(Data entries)
>> START
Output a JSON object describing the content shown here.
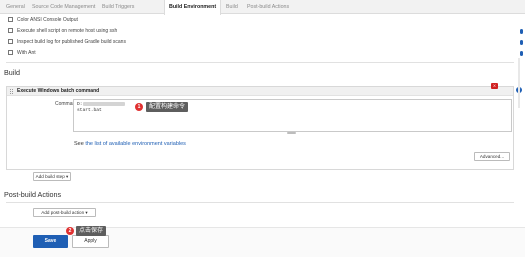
{
  "tabs": [
    "General",
    "Source Code Management",
    "Build Triggers",
    "Build Environment",
    "Build",
    "Post-build Actions"
  ],
  "build_environment": {
    "options": [
      "Color ANSI Console Output",
      "Execute shell script on remote host using ssh",
      "Inspect build log for published Gradle build scans",
      "With Ant"
    ]
  },
  "build": {
    "section_title": "Build",
    "step_title": "Execute Windows batch command",
    "delete_label": "X",
    "help_label": "?",
    "command_label": "Command",
    "command_lines": [
      "D:",
      "start.bat"
    ],
    "env_text_prefix": "See ",
    "env_link": "the list of available environment variables",
    "advanced_button": "Advanced...",
    "add_build_step_button": "Add build step ▾"
  },
  "post_build": {
    "section_title": "Post-build Actions",
    "add_post_build_button": "Add post-build action ▾"
  },
  "annotations": [
    {
      "number": "1",
      "text": "配置构建命令"
    },
    {
      "number": "2",
      "text": "点击保存"
    }
  ],
  "actions": {
    "save": "Save",
    "apply": "Apply"
  },
  "colors": {
    "primary": "#1f5fb4",
    "badge": "#e03131",
    "tooltip": "#5e5e5e"
  }
}
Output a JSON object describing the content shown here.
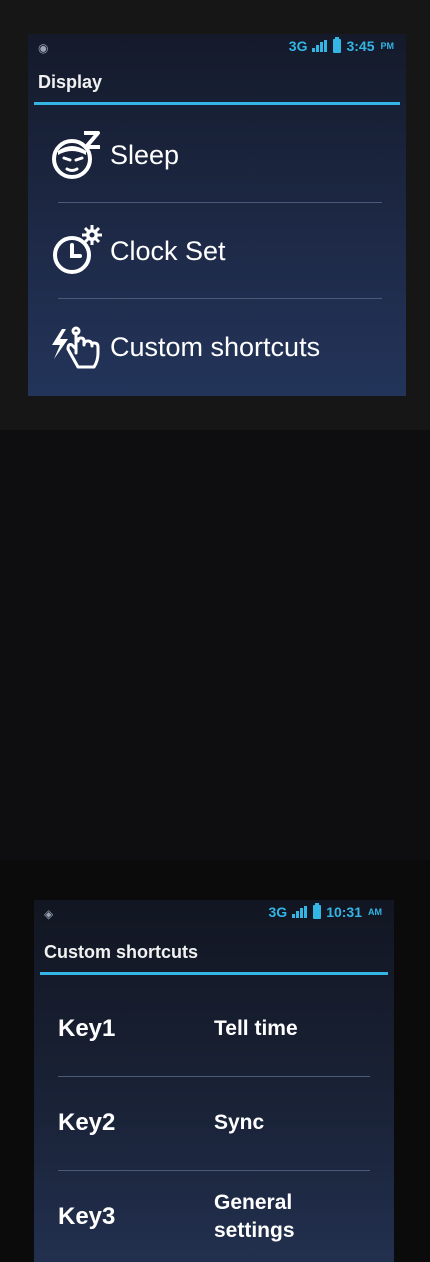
>> END
Required task: Leave the images out and output the remaining material exactly as it stands.

Complete response:
Output a JSON object describing the content shown here.
{
  "tabs": [
    "General",
    "Source Code Management",
    "Build Triggers",
    "Build Environment",
    "Build",
    "Post-build Actions"
  ],
  "build_environment": {
    "options": [
      "Color ANSI Console Output",
      "Execute shell script on remote host using ssh",
      "Inspect build log for published Gradle build scans",
      "With Ant"
    ]
  },
  "build": {
    "section_title": "Build",
    "step_title": "Execute Windows batch command",
    "delete_label": "X",
    "help_label": "?",
    "command_label": "Command",
    "command_lines": [
      "D:",
      "start.bat"
    ],
    "env_text_prefix": "See ",
    "env_link": "the list of available environment variables",
    "advanced_button": "Advanced...",
    "add_build_step_button": "Add build step ▾"
  },
  "post_build": {
    "section_title": "Post-build Actions",
    "add_post_build_button": "Add post-build action ▾"
  },
  "annotations": [
    {
      "number": "1",
      "text": "配置构建命令"
    },
    {
      "number": "2",
      "text": "点击保存"
    }
  ],
  "actions": {
    "save": "Save",
    "apply": "Apply"
  },
  "colors": {
    "primary": "#1f5fb4",
    "badge": "#e03131",
    "tooltip": "#5e5e5e"
  }
}
Output a JSON object describing the content shown here.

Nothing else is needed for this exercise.